### Stated goal
Using the material below, copy every line where "CMCS" appears.

### Data provided
◆ ◆ ◆

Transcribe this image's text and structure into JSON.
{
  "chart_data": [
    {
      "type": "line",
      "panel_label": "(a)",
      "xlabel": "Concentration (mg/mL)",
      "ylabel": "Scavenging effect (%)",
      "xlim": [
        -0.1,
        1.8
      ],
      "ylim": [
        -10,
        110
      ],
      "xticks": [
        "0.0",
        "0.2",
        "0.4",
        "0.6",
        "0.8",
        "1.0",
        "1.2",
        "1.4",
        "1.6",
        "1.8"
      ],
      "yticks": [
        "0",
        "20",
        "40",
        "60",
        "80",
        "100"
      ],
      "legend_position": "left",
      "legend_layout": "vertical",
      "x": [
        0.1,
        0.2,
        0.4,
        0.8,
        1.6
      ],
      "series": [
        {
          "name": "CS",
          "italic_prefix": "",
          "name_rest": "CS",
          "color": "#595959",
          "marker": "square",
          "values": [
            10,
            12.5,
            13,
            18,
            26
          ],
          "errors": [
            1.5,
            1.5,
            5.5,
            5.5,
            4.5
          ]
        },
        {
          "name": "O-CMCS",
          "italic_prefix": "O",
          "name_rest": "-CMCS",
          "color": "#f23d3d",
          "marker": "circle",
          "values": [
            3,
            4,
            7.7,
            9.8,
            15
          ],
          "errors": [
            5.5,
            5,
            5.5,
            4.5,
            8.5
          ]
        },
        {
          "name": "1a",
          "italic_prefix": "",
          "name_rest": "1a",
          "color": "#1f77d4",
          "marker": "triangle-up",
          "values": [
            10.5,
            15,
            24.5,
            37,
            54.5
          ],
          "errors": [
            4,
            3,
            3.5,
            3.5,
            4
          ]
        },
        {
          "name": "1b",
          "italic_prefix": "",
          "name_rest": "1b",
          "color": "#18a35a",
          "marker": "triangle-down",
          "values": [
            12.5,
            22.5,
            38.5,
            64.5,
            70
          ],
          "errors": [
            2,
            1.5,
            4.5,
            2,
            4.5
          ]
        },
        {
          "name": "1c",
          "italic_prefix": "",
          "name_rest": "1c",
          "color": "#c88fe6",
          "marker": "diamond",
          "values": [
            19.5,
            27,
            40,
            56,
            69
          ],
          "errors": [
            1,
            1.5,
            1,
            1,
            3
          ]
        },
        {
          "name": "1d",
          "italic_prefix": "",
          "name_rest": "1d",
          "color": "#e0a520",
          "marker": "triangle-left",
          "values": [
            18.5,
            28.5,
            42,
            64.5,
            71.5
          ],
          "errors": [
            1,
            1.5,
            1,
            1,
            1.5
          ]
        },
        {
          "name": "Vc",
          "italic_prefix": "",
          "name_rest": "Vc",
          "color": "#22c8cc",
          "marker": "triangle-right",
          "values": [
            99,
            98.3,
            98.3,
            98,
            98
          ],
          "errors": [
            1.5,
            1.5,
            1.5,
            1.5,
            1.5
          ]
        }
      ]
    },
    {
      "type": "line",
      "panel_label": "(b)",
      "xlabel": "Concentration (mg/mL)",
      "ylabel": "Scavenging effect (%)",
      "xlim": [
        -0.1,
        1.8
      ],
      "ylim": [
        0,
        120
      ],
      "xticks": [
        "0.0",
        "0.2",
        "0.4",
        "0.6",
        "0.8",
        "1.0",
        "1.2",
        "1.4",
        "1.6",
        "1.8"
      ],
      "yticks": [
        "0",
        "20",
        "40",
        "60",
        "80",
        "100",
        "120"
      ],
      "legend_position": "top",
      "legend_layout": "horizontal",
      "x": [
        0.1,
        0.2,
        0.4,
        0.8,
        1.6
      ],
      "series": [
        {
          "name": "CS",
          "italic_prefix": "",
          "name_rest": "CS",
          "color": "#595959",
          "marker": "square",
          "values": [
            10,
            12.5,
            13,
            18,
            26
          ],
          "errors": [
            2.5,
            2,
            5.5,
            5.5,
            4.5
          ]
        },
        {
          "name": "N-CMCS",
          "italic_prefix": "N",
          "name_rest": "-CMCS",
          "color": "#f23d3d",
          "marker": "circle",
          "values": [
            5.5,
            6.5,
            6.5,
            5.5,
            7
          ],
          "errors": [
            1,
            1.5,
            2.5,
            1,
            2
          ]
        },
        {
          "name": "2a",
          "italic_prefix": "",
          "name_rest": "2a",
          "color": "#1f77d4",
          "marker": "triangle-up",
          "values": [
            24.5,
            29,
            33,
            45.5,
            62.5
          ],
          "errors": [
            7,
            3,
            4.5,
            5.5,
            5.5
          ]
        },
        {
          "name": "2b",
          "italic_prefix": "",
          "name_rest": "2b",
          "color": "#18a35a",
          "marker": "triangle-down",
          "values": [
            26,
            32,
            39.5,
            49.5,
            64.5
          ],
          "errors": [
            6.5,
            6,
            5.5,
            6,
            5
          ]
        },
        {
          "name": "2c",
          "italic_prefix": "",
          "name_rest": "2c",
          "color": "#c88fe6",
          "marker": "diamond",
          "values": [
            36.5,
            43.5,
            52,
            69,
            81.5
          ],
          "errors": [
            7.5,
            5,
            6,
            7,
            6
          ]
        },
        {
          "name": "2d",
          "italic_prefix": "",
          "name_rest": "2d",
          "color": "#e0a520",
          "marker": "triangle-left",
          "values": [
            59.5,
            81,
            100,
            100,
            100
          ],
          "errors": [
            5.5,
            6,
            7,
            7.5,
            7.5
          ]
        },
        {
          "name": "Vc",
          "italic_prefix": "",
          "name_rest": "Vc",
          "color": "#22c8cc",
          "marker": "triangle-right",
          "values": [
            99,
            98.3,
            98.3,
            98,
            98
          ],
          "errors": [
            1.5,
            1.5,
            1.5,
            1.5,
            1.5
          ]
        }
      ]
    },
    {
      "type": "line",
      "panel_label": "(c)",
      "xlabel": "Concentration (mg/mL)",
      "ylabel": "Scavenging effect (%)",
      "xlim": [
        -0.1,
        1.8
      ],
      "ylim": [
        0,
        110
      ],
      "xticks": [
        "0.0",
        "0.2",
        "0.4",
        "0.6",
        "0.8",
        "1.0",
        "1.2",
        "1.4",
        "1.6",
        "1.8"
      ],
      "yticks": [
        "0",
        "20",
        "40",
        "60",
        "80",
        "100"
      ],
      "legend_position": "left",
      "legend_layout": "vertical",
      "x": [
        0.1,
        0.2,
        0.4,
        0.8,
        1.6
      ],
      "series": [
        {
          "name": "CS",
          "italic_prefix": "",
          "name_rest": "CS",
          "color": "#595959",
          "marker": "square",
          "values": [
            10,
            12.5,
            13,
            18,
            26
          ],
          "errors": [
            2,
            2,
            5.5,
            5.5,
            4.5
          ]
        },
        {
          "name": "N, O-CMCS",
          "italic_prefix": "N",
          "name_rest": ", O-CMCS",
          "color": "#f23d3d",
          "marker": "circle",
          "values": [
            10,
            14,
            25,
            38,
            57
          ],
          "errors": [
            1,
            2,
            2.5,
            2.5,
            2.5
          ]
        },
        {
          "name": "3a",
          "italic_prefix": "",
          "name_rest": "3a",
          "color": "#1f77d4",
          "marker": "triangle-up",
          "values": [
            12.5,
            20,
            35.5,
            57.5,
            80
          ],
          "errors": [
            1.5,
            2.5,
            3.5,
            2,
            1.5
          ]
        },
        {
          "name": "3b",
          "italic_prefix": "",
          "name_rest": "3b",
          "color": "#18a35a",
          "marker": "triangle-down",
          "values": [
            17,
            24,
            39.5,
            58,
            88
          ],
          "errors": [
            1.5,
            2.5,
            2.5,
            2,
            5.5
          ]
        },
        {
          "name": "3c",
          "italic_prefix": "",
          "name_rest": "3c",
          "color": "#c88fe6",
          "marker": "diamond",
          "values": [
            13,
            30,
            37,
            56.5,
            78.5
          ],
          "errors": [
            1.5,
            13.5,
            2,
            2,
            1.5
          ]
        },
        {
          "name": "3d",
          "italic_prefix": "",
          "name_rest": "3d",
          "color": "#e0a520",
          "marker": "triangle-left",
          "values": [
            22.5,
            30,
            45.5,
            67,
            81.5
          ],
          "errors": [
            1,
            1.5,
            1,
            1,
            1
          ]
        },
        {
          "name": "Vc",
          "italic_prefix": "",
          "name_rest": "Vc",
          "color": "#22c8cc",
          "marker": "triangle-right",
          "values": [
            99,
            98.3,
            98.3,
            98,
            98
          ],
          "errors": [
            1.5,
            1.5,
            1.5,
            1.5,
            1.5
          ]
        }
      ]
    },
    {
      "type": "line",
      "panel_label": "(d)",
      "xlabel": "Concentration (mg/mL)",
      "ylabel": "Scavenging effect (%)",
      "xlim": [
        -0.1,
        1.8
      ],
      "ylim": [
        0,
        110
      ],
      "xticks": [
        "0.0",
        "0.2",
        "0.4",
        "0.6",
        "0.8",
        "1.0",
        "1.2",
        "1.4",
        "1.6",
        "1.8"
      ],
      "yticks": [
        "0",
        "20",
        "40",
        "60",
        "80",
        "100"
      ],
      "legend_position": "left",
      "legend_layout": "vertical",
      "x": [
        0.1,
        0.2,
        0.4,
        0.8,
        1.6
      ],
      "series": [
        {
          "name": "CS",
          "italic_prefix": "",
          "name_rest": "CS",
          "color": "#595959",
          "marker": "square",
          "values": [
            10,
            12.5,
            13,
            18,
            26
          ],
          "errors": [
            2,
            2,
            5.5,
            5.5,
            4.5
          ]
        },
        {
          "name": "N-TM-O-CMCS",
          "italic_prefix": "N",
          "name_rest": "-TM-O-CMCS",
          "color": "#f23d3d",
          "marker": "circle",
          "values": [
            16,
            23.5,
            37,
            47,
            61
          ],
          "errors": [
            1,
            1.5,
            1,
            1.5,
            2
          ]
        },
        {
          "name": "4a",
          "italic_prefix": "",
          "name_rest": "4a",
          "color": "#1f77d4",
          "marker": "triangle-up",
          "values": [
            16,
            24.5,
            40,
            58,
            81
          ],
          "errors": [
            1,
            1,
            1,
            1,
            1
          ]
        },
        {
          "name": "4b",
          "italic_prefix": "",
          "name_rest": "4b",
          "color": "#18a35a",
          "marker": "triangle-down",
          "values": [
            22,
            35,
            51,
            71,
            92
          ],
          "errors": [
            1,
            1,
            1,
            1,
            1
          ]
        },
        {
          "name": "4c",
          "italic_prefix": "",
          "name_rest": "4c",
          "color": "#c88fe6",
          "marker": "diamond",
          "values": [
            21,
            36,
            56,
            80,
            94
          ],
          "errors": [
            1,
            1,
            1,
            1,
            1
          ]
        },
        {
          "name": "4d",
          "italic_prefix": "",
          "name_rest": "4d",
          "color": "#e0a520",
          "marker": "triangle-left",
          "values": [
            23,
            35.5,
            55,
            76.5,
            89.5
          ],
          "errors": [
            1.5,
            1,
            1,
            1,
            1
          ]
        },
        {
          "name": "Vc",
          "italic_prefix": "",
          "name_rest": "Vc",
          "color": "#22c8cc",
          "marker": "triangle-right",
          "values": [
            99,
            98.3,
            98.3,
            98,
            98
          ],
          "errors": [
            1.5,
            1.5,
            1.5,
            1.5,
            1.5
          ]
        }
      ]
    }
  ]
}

◆ ◆ ◆

### Exercise result
          "name": "O-CMCS",
          "name_rest": "-CMCS",
          "name": "N-CMCS",
          "name_rest": "-CMCS",
          "name": "N, O-CMCS",
          "name_rest": ", O-CMCS",
          "name": "N-TM-O-CMCS",
          "name_rest": "-TM-O-CMCS",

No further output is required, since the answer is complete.